**抜粋本文:**
「ガンプラ」から「萌えキャラ」までーープラモデル60年の歴史にみる”アニメ×プラモデル”の潮流変化
1958(昭和33)年、マルサンが国産プラモデル第一号となる「1/300 原子力潜水艦ノーチラス号」を発売してから、およそ60年あまり。アニメ作品と連動しながら展開し、プラモデルの一ジャンルを築いた「ガンプラ」も2020年に40周年を迎えます。
プラモデルに巻き起こる”リアリティ(精密化)”の波
「ガンプラ」を中心にアニメと共に歩んだプラモデルについて『日本プラモデル六〇年史』の著者、小林昇さんにインタビューしました。
――まず、国内のプラモデル全体についてお聞きしたいと思います。
1968(昭和43)年にタミヤがMMシリーズという、ミリタリーシリーズを新しく発売しました。国産プラモデルが誕生して10年が経ち、戦車を布団の上で走らせていた小学生も高校生ぐらいになったわけです。そんな中で、大人でも満足できるリアルなものを作ろうという流れが出てきたのだと思います。タミヤがその先鞭をつけたということですね。顧客の層が大きく広がっていく時期で、動力がついてない軍艦や戦車でも、より精密なつくりのものが求められるようになりました。

**課題概要:**
上の抜粋本文を読み、次の問いに答えなさい。
1. 1958年に国産プラモデル第一号として発売された製品は何か。
2. 2020年に40周年を迎えるプラモデルのジャンルは何か。
3. 1968年にタミヤが新しく発売したシリーズの名前は何か。

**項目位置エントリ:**
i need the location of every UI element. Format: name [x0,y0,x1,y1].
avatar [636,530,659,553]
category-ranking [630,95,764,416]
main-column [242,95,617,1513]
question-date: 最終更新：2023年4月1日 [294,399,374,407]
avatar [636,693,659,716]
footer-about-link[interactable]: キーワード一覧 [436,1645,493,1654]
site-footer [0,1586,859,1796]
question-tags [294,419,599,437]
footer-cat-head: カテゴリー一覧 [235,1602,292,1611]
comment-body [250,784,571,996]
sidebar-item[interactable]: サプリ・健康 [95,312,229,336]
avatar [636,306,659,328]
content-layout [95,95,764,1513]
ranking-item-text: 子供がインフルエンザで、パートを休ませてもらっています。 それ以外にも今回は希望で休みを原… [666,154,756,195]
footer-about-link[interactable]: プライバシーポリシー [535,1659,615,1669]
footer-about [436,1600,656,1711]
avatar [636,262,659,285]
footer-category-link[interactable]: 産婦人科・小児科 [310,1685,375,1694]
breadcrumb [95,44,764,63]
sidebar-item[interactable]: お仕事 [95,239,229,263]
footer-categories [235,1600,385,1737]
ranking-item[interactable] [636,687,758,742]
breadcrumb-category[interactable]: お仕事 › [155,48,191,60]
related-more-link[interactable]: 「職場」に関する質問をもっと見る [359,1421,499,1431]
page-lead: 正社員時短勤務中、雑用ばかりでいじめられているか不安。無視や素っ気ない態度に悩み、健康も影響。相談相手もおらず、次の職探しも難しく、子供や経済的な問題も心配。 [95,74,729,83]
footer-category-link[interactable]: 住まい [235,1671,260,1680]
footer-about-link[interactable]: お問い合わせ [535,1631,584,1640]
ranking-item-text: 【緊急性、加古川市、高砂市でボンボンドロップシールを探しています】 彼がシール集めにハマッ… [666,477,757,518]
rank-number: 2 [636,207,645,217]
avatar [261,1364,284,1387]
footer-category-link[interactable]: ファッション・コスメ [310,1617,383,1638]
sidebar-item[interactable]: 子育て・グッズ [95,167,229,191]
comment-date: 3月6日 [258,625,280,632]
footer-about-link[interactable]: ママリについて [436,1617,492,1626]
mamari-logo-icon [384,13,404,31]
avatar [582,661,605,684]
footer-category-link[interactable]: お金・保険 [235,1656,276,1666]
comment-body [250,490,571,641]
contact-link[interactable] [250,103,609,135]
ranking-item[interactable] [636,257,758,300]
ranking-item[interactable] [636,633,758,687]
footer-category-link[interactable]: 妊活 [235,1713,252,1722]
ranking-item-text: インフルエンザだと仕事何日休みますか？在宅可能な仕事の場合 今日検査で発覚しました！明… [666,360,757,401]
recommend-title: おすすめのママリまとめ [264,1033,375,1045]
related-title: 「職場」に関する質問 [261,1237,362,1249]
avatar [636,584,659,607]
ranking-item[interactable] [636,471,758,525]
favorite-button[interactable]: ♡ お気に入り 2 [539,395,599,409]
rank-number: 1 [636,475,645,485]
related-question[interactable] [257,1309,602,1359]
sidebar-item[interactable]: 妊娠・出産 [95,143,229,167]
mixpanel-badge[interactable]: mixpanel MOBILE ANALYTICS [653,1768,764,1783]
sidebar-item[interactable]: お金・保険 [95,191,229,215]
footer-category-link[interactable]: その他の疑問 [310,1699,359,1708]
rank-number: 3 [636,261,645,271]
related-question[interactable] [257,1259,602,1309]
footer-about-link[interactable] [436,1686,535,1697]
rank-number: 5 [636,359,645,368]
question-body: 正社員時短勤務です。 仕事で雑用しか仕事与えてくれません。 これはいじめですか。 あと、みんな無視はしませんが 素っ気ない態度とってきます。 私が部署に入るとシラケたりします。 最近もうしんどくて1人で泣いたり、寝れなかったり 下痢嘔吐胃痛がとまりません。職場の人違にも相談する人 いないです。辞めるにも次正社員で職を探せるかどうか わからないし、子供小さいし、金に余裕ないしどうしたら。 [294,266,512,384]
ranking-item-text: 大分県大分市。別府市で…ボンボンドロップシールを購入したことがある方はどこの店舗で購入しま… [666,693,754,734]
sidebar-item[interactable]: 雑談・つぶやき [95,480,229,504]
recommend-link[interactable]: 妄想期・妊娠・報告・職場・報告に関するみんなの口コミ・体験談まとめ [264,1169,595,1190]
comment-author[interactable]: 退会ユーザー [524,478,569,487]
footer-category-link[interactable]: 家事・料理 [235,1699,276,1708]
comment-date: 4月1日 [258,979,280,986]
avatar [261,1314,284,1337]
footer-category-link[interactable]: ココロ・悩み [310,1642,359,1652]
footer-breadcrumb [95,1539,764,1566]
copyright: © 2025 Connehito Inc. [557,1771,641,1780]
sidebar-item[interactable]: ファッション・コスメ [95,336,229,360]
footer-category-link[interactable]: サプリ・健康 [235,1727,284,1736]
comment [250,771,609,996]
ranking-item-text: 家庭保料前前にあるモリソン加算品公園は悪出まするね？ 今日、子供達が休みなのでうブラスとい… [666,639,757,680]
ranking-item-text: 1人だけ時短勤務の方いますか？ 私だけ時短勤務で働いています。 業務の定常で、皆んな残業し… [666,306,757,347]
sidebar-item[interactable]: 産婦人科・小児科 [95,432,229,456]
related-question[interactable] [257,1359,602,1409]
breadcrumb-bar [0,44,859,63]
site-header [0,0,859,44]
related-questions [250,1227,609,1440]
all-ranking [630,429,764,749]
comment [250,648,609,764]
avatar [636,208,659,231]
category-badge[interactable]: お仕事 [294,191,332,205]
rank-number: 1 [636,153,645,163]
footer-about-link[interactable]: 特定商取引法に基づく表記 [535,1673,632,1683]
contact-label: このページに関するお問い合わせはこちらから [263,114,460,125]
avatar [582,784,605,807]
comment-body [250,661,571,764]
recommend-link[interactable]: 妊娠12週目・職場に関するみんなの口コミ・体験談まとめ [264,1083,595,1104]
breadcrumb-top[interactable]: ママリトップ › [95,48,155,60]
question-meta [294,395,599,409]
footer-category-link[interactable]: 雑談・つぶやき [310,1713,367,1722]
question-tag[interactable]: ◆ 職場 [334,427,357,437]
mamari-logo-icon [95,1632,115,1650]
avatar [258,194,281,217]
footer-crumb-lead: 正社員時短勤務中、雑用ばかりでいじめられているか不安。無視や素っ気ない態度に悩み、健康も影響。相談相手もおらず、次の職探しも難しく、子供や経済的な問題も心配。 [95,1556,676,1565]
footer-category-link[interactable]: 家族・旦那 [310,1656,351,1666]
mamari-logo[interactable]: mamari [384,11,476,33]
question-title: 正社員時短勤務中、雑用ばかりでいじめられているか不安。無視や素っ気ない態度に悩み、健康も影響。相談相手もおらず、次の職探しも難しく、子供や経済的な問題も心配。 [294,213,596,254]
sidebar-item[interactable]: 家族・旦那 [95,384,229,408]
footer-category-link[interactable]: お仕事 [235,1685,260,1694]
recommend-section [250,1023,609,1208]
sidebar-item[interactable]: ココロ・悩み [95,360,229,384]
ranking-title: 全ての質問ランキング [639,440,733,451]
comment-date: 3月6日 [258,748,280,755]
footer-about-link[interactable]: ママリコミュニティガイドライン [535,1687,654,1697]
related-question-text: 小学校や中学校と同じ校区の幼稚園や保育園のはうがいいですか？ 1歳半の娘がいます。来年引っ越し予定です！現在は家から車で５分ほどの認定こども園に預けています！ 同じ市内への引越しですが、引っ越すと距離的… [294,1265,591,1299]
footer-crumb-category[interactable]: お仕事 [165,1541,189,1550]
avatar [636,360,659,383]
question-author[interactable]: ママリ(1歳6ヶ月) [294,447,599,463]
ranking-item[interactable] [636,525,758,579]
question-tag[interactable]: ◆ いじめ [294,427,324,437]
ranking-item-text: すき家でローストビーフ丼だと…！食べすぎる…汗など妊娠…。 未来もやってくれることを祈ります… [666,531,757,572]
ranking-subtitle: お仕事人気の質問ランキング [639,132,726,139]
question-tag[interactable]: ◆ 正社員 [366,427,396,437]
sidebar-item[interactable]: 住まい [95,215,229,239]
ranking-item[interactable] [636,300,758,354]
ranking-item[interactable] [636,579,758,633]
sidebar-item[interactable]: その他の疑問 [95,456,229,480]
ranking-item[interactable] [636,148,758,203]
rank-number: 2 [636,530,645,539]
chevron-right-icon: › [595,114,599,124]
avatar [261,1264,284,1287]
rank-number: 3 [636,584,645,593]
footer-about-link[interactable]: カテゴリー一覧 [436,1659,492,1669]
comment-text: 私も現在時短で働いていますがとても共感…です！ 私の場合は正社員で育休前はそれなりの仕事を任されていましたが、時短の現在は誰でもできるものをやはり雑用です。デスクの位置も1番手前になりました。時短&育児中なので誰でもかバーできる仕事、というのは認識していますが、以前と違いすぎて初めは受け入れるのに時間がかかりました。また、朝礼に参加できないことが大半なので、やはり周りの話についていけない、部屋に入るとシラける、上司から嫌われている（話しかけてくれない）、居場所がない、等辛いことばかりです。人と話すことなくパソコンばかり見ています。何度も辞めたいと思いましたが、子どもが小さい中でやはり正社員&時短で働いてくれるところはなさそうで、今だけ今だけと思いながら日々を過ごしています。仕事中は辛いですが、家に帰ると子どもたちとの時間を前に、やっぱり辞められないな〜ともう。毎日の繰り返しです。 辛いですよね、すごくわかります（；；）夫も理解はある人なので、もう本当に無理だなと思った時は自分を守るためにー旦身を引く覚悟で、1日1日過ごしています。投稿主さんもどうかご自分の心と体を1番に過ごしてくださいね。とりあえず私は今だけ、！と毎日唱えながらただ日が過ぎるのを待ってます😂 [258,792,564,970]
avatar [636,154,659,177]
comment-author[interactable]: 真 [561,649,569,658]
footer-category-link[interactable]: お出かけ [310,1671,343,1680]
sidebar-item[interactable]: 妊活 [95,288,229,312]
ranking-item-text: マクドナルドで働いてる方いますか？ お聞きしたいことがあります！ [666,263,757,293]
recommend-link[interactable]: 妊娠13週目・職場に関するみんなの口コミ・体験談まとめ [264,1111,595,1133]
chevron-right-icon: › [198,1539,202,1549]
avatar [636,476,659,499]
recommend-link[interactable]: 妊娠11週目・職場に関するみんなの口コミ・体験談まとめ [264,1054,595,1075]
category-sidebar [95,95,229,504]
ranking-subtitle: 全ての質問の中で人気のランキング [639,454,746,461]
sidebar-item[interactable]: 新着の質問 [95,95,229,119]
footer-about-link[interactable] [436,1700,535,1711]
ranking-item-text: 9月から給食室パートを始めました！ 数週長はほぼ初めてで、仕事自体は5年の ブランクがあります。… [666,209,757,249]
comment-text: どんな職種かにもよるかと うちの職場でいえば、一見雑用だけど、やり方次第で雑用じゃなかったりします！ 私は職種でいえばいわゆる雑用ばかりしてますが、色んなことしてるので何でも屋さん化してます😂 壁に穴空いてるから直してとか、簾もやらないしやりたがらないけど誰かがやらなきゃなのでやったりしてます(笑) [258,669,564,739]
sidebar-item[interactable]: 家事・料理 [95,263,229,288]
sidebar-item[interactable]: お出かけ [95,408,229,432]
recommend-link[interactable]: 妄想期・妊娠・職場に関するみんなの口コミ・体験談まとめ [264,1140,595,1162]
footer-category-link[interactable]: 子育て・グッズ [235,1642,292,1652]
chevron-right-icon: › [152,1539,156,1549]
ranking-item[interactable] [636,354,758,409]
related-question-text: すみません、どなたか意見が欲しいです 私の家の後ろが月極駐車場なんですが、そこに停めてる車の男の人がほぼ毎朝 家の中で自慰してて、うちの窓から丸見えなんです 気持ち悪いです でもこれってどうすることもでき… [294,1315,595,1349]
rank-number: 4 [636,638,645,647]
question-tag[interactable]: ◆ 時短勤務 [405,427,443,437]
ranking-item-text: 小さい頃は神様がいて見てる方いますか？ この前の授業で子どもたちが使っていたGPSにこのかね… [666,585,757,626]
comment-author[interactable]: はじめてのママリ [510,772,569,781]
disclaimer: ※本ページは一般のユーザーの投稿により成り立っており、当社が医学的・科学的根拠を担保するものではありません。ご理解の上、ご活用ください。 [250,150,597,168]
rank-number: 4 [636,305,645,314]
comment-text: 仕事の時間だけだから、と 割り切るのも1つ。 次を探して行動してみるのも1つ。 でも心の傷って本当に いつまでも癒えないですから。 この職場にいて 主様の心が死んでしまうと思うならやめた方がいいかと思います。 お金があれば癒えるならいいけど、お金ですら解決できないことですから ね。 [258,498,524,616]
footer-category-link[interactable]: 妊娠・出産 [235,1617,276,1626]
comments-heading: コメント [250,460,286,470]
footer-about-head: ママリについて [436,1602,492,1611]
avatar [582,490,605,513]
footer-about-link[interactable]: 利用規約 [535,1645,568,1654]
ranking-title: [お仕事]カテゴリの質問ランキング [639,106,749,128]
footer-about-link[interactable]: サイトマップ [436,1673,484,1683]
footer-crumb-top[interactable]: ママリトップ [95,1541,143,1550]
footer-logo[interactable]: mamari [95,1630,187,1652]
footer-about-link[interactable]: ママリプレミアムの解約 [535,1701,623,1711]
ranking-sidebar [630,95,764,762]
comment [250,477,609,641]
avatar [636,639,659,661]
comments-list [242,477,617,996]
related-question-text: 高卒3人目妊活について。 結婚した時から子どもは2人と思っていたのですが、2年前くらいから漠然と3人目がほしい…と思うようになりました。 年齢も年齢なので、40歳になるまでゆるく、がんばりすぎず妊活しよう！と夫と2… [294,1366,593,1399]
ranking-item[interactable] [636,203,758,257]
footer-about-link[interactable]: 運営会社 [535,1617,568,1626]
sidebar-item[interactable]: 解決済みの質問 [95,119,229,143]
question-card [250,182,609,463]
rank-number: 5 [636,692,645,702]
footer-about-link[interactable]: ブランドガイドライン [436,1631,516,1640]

**解答全文:**
1. マルサンの「1/300 原子力潜水艦ノーチラス号」
2. 「ガンプラ」
3. MMシリーズ(ミリタリーシリーズ)